PAGE TEXT start

Sorry to make the first comment a negative one, but I don’t think this is right:

There are nastier gadgets that have no upper bound on the arity of their operations, like complete Boolean algebras. These are described by ‘monads without rank’

There’s no monad at all for complete Boolean algebras. Indeed, the forgetful functor from complete Boolean algebras to sets has no left adjoint.

The way I learned this (and this is a true story) was that one day when I was a PhD student, Martin Hyland took me to lunch at his college so that we could discuss some mathematical matters. It being his college, I wasn’t paying. At some point in the conversation, he said:

“There’s no such thing as a free…”

and left a long pause.

I was sure he was going to say “lunch”.

In fact, he said “complete Boolean algebra”.

If you want an example of a monad without rank, you could use the powerset monad (whose algebras are complete lattices, with join-preserving maps as the homomorphisms), or the ultrafilter monad (whose algebras are compact Hausdorff spaces).

PAGE TEXT end
STORED ROWS start

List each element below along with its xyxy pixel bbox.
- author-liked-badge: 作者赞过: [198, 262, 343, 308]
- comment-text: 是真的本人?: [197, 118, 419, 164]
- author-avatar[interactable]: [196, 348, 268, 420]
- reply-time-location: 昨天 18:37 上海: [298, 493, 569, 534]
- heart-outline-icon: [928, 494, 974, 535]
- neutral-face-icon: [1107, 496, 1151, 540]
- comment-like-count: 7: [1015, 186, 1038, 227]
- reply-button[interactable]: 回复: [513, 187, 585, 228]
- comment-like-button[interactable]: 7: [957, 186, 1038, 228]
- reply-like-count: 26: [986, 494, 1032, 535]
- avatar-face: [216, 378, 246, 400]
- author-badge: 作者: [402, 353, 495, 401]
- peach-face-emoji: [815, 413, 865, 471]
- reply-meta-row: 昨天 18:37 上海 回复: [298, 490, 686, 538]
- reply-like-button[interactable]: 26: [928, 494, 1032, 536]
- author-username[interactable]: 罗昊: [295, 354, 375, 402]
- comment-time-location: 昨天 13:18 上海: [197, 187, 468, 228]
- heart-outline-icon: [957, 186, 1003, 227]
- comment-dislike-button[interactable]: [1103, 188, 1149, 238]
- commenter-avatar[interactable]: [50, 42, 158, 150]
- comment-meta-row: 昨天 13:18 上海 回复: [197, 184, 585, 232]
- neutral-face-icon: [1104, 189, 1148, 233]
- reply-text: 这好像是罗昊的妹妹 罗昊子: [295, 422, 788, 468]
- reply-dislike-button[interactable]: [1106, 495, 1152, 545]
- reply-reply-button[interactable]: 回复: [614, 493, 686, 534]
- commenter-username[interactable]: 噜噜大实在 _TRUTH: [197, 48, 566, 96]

STORED ROWS end

§ **WHAT THE TASK REQUIRES**: Copy the comment on complete Boolean algebras from "The way I learned" to "compact Hausdorff spaces).", but swap "lunch" for "dinner".

§ **IN RESPONSE**:
The way I learned this (and this is a true story) was that one day when I was a PhD student, Martin Hyland took me to dinner at his college so that we could discuss some mathematical matters. It being his college, I wasn’t paying. At some point in the conversation, he said:

“There’s no such thing as a free…”

and left a long pause.

I was sure he was going to say “dinner”.

In fact, he said “complete Boolean algebra”.

If you want an example of a monad without rank, you could use the powerset monad (whose algebras are complete lattices, with join-preserving maps as the homomorphisms), or the ultrafilter monad (whose algebras are compact Hausdorff spaces).